Write out the listing below exactly, and omit any images you find in it.

+++ Data listing

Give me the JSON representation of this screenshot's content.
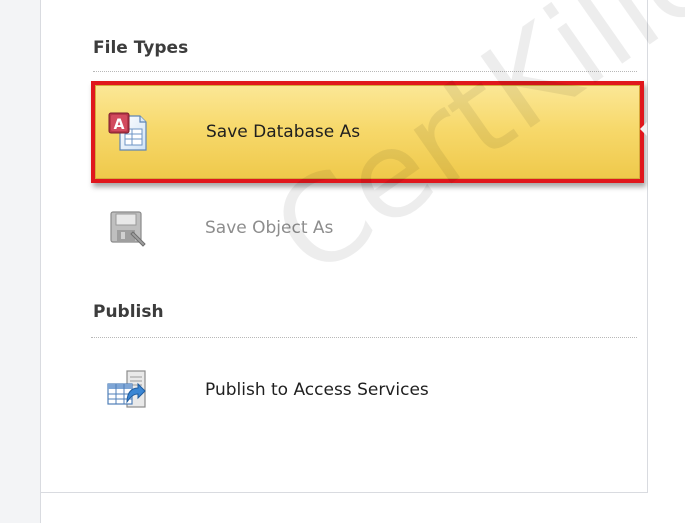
{
  "file_types": {
    "title": "File Types",
    "items": [
      {
        "label": "Save Database As",
        "icon": "access-database-icon",
        "state": "selected"
      },
      {
        "label": "Save Object As",
        "icon": "save-object-icon",
        "state": "disabled"
      }
    ]
  },
  "publish": {
    "title": "Publish",
    "items": [
      {
        "label": "Publish to Access Services",
        "icon": "publish-services-icon",
        "state": "normal"
      }
    ]
  },
  "watermark": "CertKiller",
  "colors": {
    "selection_highlight": "#f7d96c",
    "selection_border": "#e0171d",
    "access_red": "#a4373a"
  }
}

++++++

- **Full response**:
Give me the JSON representation of this screenshot's content.
{
  "file_types": {
    "title": "File Types",
    "items": [
      {
        "label": "Save Database As",
        "icon": "access-database-icon",
        "state": "selected"
      },
      {
        "label": "Save Object As",
        "icon": "save-object-icon",
        "state": "disabled"
      }
    ]
  },
  "publish": {
    "title": "Publish",
    "items": [
      {
        "label": "Publish to Access Services",
        "icon": "publish-services-icon",
        "state": "normal"
      }
    ]
  },
  "watermark": "CertKiller",
  "colors": {
    "selection_highlight": "#f7d96c",
    "selection_border": "#e0171d",
    "access_red": "#a4373a"
  }
}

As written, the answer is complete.